Problem requirements:
Go through the entries below and pick out every line with "Concordia".

Given records:
• • • • •

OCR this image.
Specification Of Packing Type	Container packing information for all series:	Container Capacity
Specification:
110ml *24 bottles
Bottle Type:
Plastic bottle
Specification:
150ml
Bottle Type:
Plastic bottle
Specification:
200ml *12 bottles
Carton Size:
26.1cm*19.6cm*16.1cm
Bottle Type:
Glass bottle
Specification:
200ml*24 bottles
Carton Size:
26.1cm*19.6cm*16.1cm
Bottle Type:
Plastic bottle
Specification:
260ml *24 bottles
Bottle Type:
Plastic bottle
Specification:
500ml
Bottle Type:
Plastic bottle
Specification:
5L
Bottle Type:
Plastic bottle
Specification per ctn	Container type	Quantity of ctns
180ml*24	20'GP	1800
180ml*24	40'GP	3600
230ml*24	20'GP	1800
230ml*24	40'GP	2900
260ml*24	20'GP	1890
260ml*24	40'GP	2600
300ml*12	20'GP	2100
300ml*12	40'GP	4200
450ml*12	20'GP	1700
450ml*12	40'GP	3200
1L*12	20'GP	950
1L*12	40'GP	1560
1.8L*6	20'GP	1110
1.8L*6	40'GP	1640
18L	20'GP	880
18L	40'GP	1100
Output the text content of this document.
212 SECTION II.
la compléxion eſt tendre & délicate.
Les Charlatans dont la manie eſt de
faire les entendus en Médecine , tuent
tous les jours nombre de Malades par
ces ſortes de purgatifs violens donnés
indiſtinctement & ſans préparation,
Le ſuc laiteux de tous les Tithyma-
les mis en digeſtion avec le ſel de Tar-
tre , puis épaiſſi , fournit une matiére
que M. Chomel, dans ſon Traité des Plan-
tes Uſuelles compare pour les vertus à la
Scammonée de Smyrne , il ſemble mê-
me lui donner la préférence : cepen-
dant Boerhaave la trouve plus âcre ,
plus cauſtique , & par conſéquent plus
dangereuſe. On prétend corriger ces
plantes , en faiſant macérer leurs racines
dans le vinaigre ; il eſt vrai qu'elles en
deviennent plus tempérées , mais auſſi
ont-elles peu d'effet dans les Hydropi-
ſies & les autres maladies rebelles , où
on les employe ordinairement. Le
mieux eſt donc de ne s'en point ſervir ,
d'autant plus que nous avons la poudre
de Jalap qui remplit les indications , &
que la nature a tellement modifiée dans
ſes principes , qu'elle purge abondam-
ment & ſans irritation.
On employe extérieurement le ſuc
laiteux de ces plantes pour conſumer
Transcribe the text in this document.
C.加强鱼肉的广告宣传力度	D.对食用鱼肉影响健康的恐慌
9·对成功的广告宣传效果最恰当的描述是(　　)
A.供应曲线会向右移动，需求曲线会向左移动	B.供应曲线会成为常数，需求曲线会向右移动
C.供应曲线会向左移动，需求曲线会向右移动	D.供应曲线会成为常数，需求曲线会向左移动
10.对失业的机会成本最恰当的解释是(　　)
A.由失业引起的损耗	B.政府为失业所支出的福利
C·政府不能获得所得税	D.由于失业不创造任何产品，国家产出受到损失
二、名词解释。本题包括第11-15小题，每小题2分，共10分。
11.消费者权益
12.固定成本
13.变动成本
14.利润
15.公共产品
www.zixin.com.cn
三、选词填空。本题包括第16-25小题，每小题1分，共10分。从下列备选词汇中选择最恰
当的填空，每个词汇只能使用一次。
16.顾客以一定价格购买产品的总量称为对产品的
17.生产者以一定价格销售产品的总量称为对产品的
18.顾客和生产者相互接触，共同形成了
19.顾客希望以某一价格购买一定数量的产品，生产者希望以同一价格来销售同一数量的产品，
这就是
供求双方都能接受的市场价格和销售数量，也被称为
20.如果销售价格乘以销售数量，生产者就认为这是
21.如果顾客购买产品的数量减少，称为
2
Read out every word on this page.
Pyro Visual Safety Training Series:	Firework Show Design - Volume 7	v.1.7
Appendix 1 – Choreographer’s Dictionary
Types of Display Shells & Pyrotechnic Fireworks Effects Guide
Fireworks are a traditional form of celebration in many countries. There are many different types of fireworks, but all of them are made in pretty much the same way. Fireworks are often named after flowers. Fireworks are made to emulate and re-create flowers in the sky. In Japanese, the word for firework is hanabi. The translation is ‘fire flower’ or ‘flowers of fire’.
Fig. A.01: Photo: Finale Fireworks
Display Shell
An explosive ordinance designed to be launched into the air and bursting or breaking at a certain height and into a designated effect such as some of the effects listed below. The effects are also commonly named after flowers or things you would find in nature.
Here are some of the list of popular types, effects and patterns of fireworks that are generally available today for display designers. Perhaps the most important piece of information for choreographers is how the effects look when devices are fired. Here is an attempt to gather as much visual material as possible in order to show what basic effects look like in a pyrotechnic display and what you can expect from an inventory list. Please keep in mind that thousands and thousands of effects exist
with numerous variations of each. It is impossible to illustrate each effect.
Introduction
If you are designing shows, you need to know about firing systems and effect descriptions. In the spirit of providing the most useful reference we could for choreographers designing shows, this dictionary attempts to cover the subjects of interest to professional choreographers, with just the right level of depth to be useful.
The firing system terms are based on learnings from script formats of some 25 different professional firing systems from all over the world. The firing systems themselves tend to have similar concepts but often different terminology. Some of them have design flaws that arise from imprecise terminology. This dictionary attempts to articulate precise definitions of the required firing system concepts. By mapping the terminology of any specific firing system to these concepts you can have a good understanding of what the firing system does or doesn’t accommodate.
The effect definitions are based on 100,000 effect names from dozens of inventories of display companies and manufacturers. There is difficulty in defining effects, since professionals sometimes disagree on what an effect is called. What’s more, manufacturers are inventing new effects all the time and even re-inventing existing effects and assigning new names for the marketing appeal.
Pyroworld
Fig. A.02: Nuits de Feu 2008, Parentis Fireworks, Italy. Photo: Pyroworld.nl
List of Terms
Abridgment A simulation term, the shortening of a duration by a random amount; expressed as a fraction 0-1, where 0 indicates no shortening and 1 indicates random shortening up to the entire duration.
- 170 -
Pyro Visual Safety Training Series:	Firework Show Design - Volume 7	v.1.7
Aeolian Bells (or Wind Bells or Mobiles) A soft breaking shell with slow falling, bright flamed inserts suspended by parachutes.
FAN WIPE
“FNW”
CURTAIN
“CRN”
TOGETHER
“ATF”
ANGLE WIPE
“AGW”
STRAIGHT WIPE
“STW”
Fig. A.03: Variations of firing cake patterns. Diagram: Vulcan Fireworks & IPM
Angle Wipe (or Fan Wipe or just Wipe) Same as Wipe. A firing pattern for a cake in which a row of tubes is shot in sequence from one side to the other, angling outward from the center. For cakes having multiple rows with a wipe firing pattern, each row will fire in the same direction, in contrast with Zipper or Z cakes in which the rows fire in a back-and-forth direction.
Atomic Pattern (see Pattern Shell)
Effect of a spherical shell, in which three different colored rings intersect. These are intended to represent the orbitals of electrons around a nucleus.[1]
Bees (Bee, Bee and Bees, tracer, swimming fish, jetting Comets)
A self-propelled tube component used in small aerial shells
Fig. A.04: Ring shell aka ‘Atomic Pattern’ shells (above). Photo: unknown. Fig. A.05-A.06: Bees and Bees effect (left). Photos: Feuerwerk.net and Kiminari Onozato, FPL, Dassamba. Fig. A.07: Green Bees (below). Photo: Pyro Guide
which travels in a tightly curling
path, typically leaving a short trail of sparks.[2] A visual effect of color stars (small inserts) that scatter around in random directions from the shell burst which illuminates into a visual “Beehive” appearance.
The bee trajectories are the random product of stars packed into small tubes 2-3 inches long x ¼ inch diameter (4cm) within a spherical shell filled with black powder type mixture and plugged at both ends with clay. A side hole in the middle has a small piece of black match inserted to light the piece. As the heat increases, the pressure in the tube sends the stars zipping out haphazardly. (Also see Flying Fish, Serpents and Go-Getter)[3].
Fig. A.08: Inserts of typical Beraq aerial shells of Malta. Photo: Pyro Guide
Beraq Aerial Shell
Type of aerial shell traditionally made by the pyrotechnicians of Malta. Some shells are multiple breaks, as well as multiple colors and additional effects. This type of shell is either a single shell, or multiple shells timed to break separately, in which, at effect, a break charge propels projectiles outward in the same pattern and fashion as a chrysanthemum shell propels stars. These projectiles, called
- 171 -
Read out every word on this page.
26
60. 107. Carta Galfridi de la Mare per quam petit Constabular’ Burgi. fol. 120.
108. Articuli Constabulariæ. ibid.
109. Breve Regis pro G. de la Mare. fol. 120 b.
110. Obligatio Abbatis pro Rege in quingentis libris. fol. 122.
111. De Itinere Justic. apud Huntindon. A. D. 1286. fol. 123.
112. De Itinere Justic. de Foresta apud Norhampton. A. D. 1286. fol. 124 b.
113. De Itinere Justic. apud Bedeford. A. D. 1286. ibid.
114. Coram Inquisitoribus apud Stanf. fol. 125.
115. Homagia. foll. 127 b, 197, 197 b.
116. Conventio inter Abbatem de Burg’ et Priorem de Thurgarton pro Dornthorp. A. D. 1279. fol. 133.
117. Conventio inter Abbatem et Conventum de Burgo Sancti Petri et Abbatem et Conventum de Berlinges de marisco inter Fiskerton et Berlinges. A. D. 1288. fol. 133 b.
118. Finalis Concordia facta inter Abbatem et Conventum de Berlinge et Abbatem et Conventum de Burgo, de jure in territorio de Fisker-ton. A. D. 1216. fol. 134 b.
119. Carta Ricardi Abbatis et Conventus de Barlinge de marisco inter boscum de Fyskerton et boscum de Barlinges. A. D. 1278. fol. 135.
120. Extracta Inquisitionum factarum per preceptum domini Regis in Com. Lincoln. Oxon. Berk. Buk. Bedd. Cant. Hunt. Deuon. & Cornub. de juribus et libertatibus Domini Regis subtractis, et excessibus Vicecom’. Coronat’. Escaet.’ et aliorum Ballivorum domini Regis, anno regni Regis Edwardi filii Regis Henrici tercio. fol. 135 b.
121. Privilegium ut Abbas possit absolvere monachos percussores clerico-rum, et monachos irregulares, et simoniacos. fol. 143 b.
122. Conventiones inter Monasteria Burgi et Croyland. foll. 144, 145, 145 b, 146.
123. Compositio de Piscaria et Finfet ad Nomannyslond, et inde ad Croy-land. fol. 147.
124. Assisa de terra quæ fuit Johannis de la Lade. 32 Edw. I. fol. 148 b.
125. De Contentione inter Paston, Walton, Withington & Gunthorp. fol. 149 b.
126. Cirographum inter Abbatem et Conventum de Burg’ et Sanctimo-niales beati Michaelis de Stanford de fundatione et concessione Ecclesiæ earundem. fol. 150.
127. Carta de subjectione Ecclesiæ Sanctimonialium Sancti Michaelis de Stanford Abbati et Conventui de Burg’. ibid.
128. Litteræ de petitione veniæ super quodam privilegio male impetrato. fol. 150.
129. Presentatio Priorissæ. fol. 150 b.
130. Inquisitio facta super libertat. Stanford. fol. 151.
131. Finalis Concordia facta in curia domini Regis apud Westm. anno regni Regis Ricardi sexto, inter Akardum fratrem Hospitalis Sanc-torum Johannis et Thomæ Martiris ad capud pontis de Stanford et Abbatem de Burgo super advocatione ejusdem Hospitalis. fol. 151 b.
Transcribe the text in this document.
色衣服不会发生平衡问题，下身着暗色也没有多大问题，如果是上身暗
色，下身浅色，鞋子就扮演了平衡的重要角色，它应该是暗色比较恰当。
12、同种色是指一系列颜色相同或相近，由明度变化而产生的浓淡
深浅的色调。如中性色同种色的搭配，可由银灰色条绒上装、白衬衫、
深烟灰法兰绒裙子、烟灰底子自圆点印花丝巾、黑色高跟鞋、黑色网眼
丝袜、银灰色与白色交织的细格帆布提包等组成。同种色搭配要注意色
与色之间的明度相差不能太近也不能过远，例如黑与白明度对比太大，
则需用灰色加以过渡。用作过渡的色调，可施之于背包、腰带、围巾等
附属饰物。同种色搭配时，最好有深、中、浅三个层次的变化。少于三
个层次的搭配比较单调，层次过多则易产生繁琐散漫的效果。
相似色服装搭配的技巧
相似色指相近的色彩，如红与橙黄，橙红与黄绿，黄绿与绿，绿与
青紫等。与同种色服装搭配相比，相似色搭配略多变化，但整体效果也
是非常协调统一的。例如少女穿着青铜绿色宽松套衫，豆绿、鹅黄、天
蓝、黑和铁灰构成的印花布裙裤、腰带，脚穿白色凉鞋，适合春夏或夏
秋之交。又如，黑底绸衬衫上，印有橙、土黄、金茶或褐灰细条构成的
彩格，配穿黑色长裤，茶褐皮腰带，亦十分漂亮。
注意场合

• • • • •

Answer for this exercise:
118. Finalis Concordia facta inter Abbatem et Conventum de Berlinge et Abbatem et Conventum de Burgo, de jure in territorio de Fisker-ton. A. D. 1216. fol. 134 b.
131. Finalis Concordia facta in curia domini Regis apud Westm. anno regni Regis Ricardi sexto, inter Akardum fratrem Hospitalis Sanc-torum Johannis et Thomæ Martiris ad capud pontis de Stanford et Abbatem de Burgo super advocatione ejusdem Hospitalis. fol. 151 b.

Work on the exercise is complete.